§ DIRECTIVE A:
In the bus regulations text, rewrite the passage between "Only buses with" and "CCTVs, dashboard camera)", inclusive, swapping "franchise" for "permit".
§ DIRECTIVE B:
According to the text on bus rules, what speed limit helps keep passengers and bus crew safe?
§ DIRECTIVE C:
Pick up the text on the new bus rules from the point where it ends.

§ TEXT:
--- BEGIN ---

No more unli-hoarding of passengers
Running late for school or work? In the past, we couldn’t even confront drivers and conductors about basically just stopping by any place where they see a sight of a human. Now, they just have to pick up passengers at dedicated stations. If you ain’t there, then sorry, you have to adjust, walk towards the station, and wait for the next bus.
Fewer road accidents
The 50km/hr speed limit is helpful in maintaining the safety of passengers and bus crew alike. However, this doesn’t mean accidents are avoided entirely. Some road accidents still occur, mostly due to bumping into road barriers. But accidents involving pedestrians have been reduced.
Only buses with requirements are allowed to travel
The current regulation isn’t in full swing yet, except for a valid franchise. But soon, here are some of the requirements that will be asked from bus operators:
- certificate of public convenience or application of franchise extension of validity
- valid and existing personal passenger insurance
- modernized equipment (Global Navigation Satellite System, automatic fare collection system, CCTVs, dashboard camera)

--- END ---

§ EXTRACTED INFORMATION:
--- BEGIN ---

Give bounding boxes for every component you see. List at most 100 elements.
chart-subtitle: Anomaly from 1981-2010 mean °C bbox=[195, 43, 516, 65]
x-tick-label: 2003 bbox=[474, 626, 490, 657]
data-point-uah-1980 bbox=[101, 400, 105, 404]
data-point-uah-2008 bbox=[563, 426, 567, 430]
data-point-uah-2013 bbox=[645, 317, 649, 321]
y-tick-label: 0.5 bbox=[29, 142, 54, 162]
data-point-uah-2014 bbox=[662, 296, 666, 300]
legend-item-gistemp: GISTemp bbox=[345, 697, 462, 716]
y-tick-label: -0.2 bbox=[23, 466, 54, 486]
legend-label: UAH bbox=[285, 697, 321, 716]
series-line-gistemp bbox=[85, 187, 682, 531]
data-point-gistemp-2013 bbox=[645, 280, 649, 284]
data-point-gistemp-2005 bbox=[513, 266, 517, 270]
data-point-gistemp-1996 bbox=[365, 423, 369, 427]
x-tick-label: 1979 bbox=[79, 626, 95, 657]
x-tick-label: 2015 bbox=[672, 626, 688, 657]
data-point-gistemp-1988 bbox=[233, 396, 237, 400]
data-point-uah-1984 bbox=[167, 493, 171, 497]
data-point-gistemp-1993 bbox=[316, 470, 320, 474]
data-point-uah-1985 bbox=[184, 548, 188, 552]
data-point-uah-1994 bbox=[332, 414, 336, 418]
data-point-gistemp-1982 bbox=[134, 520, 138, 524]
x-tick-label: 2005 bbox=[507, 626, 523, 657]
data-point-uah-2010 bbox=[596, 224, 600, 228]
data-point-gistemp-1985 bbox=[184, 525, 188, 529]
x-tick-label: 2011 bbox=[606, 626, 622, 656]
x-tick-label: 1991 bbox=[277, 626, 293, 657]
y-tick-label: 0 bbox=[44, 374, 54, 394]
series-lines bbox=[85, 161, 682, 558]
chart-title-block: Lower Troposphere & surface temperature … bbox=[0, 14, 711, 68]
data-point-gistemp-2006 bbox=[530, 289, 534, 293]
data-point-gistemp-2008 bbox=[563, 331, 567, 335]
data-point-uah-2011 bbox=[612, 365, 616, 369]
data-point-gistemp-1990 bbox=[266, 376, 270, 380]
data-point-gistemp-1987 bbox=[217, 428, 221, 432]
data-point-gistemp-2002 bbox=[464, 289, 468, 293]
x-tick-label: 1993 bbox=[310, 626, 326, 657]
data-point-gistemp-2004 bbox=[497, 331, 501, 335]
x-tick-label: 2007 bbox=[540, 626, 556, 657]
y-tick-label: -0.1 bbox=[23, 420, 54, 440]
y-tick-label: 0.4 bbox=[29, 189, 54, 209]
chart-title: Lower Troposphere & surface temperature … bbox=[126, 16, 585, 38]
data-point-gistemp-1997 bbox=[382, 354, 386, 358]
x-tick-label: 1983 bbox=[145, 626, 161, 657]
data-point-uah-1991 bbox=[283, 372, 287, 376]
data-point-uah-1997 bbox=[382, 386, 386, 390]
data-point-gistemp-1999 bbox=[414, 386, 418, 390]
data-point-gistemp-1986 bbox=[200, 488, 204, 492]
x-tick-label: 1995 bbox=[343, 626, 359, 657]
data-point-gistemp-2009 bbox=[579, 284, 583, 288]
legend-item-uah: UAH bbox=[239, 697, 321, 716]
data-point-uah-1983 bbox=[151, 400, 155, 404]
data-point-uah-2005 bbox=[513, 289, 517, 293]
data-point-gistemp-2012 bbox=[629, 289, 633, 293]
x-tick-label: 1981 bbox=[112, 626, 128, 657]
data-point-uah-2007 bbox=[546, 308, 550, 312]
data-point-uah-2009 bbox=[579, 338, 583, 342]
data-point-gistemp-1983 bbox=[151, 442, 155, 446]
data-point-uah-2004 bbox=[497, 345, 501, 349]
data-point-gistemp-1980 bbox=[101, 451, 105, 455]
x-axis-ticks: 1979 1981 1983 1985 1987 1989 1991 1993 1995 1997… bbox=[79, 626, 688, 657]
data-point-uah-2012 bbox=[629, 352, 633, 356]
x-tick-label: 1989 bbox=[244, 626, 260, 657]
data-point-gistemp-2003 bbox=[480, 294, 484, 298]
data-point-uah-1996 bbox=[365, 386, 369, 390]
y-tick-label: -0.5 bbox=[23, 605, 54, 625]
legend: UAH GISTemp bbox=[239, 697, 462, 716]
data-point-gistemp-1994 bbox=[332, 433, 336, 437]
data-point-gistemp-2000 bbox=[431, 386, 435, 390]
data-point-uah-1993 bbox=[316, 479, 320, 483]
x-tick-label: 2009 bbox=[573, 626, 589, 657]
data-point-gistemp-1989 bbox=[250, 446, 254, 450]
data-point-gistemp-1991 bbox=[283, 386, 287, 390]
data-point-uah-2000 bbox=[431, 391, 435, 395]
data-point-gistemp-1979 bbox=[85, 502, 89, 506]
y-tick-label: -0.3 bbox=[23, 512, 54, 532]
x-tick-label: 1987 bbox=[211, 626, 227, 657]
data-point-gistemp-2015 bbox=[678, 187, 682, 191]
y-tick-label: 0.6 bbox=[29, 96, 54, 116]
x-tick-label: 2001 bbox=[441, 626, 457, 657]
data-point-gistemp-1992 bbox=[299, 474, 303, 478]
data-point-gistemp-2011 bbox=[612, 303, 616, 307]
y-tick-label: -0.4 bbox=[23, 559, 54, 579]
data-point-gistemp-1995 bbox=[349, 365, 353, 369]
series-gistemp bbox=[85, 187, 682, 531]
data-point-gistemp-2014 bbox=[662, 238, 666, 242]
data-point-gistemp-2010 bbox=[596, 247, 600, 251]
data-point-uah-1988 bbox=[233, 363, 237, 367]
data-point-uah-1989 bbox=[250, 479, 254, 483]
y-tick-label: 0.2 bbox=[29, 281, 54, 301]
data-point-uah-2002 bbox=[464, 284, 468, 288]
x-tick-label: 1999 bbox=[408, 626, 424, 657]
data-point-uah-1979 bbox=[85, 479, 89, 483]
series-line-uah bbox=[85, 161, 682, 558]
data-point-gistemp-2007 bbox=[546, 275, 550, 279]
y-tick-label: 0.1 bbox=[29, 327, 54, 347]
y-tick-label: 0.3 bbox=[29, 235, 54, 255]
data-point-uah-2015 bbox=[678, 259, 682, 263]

--- END ---

§ FINAL ANSWER A:
Only buses with requirements are allowed to travel
The current regulation isn’t in full swing yet, except for a valid permit. But soon, here are some of the requirements that will be asked from bus operators:
- certificate of public convenience or application of permit extension of validity
- valid and existing personal passenger insurance
- modernized equipment (Global Navigation Satellite System, automatic fare collection system, CCTVs, dashboard camera)

§ FINAL ANSWER B:
A speed limit of 50km/hr.

§ FINAL ANSWER C:
- LTFRB-certified route markings
Emergency lane for an ambulance
Before, no matter how urgent the matter, heavy traffic has always remained the ambulance driver’s biggest obstacle. It’s only through people’s initiative that they allow an ambulance to pass through. But we can’t always rely on the public to part the traffic, and sometimes the traffic is so bad that it’s just not possible. Now, ambulances have access to this special lane — and when every minute counts, this could make the difference between life and death.
Better designs of buses
We’ve been used to dealing with buses with narrow alleys and congested seating arrangements, and so it seemed that the priority was earning income rather than convenience and ergonomics. Now, low-floor entry buses with spacious seats and wider alleys are a must, similar to those we see in more developed countries. Soon, every bus will have two left-side doors, and bus units older than 15 years would no longer be operational.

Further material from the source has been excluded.